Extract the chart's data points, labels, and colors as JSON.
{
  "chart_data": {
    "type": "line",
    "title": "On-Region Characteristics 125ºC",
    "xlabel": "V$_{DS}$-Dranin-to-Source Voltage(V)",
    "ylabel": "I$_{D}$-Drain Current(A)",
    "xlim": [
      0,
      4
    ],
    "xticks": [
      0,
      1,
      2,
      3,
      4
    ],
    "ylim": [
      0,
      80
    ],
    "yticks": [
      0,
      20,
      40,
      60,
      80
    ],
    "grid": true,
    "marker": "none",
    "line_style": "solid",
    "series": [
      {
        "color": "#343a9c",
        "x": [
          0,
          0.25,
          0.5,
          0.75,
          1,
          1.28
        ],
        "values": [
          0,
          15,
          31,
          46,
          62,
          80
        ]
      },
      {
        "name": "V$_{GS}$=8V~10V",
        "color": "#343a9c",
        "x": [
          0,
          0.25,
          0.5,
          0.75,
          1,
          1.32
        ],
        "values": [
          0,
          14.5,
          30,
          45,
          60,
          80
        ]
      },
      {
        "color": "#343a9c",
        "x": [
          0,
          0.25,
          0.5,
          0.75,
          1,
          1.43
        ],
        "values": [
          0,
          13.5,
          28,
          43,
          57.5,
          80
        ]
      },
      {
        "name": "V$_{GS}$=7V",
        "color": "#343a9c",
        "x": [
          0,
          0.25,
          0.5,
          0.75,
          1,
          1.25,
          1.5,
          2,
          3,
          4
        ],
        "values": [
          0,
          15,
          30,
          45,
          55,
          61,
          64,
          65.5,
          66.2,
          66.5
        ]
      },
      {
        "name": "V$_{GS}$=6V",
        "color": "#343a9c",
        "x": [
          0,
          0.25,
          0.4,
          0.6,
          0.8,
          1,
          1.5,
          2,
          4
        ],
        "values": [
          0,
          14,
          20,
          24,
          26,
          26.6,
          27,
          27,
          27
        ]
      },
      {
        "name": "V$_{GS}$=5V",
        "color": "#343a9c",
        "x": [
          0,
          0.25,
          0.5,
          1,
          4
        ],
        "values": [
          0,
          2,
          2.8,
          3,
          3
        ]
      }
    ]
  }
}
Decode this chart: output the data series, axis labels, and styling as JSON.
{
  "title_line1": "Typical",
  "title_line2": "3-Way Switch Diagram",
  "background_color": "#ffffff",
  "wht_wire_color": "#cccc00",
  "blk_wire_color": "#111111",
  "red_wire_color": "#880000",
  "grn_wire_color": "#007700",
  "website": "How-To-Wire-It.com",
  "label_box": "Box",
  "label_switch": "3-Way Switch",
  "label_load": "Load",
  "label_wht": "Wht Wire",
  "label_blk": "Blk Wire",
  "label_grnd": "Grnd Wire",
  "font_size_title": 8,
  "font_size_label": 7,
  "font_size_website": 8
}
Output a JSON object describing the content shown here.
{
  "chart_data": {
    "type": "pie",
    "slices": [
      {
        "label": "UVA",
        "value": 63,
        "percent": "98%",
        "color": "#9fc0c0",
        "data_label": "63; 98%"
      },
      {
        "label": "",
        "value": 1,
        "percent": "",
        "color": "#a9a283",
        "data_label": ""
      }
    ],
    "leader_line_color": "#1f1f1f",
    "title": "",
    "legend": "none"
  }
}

# [What you will do]
Return the whole listing exactly, with every line included.

# [Written reply]
Extract the chart's data points, labels, and colors as JSON.
{
  "chart_data": {
    "type": "line",
    "title": "On-Region Characteristics 125ºC",
    "xlabel": "V$_{DS}$-Dranin-to-Source Voltage(V)",
    "ylabel": "I$_{D}$-Drain Current(A)",
    "xlim": [
      0,
      4
    ],
    "xticks": [
      0,
      1,
      2,
      3,
      4
    ],
    "ylim": [
      0,
      80
    ],
    "yticks": [
      0,
      20,
      40,
      60,
      80
    ],
    "grid": true,
    "marker": "none",
    "line_style": "solid",
    "series": [
      {
        "color": "#343a9c",
        "x": [
          0,
          0.25,
          0.5,
          0.75,
          1,
          1.28
        ],
        "values": [
          0,
          15,
          31,
          46,
          62,
          80
        ]
      },
      {
        "name": "V$_{GS}$=8V~10V",
        "color": "#343a9c",
        "x": [
          0,
          0.25,
          0.5,
          0.75,
          1,
          1.32
        ],
        "values": [
          0,
          14.5,
          30,
          45,
          60,
          80
        ]
      },
      {
        "color": "#343a9c",
        "x": [
          0,
          0.25,
          0.5,
          0.75,
          1,
          1.43
        ],
        "values": [
          0,
          13.5,
          28,
          43,
          57.5,
          80
        ]
      },
      {
        "name": "V$_{GS}$=7V",
        "color": "#343a9c",
        "x": [
          0,
          0.25,
          0.5,
          0.75,
          1,
          1.25,
          1.5,
          2,
          3,
          4
        ],
        "values": [
          0,
          15,
          30,
          45,
          55,
          61,
          64,
          65.5,
          66.2,
          66.5
        ]
      },
      {
        "name": "V$_{GS}$=6V",
        "color": "#343a9c",
        "x": [
          0,
          0.25,
          0.4,
          0.6,
          0.8,
          1,
          1.5,
          2,
          4
        ],
        "values": [
          0,
          14,
          20,
          24,
          26,
          26.6,
          27,
          27,
          27
        ]
      },
      {
        "name": "V$_{GS}$=5V",
        "color": "#343a9c",
        "x": [
          0,
          0.25,
          0.5,
          1,
          4
        ],
        "values": [
          0,
          2,
          2.8,
          3,
          3
        ]
      }
    ]
  }
}
Decode this chart: output the data series, axis labels, and styling as JSON.
{
  "title_line1": "Typical",
  "title_line2": "3-Way Switch Diagram",
  "background_color": "#ffffff",
  "wht_wire_color": "#cccc00",
  "blk_wire_color": "#111111",
  "red_wire_color": "#880000",
  "grn_wire_color": "#007700",
  "website": "How-To-Wire-It.com",
  "label_box": "Box",
  "label_switch": "3-Way Switch",
  "label_load": "Load",
  "label_wht": "Wht Wire",
  "label_blk": "Blk Wire",
  "label_grnd": "Grnd Wire",
  "font_size_title": 8,
  "font_size_label": 7,
  "font_size_website": 8
}
Output a JSON object describing the content shown here.
{
  "chart_data": {
    "type": "pie",
    "slices": [
      {
        "label": "UVA",
        "value": 63,
        "percent": "98%",
        "color": "#9fc0c0",
        "data_label": "63; 98%"
      },
      {
        "label": "",
        "value": 1,
        "percent": "",
        "color": "#a9a283",
        "data_label": ""
      }
    ],
    "leader_line_color": "#1f1f1f",
    "title": "",
    "legend": "none"
  }
}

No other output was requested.